» **Extrait cité**:
====
L'un des commentaires les plus féconds de cette « formule de Terence » mettant l'accent sur « la communion universelle » est le témoignage suivant de Saint Augustin (354-430 après JC) rapporté dans « Lettres, 155.14 » : « Le Christ, qui est Vérité, nous dit que toute la Loi et les Prophètes sont contenus dans deux préceptes : « Aimons Dieu de tout note cœur, de tout notre âme et de tout notre esprit, et le prochain comme nous-même ». Il ne faut pas limiter le mot « prochain » aux personnes de notre parenté selon le sang, mais l’étendre à tous ceux qui sont liés à nous par une commune nature… C’est pourquoi, dans un dialogue entre deux vieillards, Térence fait dire à l’un d’eux : « Je suis homme, et rien de ce qui est humain ne m’est étranger ». On raconte qu’à cette réplique, le théâtre tout entier, bien que rempli d’écervelés et d’ignorants, fut secoué par un tonnerre d’applaudissements. Le sentiment de cette communion entre les hommes s’empara à tel point des spectateurs, qu’il n’y eut personne qui ne se sentît le prochain de quelqu’un ».
====
» **Enregistrements conservés**:
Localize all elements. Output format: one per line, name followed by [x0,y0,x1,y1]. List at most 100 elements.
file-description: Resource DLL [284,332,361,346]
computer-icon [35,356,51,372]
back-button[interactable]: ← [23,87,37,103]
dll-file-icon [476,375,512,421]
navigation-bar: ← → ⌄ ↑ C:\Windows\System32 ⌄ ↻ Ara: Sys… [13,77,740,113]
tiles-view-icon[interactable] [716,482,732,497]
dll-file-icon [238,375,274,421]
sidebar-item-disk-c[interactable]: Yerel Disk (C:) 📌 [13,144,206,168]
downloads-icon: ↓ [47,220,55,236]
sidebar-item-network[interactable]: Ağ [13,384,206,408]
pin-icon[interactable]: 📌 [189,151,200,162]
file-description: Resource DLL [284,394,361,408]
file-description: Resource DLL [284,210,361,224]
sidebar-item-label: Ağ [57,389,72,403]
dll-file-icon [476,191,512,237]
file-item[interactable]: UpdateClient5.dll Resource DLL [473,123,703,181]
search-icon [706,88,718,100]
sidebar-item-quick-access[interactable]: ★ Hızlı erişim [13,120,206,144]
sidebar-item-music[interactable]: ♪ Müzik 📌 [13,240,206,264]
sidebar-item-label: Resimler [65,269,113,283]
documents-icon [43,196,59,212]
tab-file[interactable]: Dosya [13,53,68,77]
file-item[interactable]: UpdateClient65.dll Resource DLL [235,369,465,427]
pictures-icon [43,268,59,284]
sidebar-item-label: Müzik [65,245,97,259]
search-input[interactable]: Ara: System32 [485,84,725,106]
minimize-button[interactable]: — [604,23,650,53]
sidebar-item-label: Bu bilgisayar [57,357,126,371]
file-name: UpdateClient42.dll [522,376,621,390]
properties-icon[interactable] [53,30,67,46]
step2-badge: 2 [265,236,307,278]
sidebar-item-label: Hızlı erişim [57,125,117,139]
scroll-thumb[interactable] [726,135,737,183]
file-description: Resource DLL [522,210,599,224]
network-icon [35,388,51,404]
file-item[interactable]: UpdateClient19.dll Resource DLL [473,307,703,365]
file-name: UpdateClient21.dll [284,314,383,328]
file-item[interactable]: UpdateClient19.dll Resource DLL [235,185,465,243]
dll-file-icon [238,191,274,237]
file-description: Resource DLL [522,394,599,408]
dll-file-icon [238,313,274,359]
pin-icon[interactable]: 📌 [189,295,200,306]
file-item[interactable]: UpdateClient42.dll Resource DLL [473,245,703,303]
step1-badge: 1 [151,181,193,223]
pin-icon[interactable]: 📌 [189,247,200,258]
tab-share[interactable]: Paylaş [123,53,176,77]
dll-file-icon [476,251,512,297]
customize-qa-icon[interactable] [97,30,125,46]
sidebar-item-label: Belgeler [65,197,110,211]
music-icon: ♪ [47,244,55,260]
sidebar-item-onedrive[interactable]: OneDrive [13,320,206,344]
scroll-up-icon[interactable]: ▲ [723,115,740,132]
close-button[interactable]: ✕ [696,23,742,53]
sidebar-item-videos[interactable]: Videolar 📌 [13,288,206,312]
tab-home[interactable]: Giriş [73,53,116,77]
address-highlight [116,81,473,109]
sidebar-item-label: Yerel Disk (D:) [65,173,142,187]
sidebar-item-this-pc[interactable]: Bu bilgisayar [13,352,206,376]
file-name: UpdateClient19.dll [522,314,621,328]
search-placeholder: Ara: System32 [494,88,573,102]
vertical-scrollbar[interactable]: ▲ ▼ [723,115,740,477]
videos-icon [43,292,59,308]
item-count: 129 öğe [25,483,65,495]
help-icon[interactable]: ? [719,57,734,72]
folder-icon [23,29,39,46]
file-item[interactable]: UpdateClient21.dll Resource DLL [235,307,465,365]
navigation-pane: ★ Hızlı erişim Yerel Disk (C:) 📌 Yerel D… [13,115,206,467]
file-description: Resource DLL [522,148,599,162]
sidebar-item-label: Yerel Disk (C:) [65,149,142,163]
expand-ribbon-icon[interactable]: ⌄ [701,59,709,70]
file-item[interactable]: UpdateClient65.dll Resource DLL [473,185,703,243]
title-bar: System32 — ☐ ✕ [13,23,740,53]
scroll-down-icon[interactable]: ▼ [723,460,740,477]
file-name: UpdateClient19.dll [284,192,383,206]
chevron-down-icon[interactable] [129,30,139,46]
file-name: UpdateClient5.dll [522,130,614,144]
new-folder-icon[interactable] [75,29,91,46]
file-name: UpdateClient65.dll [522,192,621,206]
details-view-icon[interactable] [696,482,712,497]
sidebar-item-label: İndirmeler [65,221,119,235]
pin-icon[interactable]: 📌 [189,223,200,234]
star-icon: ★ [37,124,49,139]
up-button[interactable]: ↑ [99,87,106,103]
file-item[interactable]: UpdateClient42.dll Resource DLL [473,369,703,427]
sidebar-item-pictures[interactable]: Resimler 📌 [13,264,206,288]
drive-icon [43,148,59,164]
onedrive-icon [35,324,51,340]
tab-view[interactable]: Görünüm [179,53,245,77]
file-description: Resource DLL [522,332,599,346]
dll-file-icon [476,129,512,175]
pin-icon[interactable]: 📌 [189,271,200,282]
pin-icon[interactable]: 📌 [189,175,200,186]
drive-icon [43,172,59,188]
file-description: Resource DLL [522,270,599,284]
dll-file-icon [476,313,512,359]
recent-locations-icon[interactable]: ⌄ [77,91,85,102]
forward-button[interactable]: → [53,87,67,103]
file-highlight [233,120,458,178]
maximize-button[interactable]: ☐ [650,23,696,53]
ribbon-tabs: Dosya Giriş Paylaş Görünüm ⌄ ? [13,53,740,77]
====
» **Consigne**: Poursuivez le texte sur la formule de Térence commentée par saint Augustin, en reprenant juste après sa dernière phrase.

» **Corrigé**:
Cette formule est sans aucune discussion « le principe fondamental de l'humanisme », qui est par essence « universel » et dont « humanisme occidental » issu des « philosophes des lumières » (comme Voltaire, actionnaire de la traite négrière ou comme Kant, auteur d'écrits racistes anti-noirs du niveau de caniveaux), qui sont en fait « les princes des ténèbres », n'est qu'une « dégénérescence  ethnique » corrompue par les intérêts égoïstes et immoraux des « occidentaux ». Ce n'est pas anodin que l'auteur du « principe fondamental de l'humanisme » soit d'origine de l'Afrique du Nord tout en étant de culture romaine.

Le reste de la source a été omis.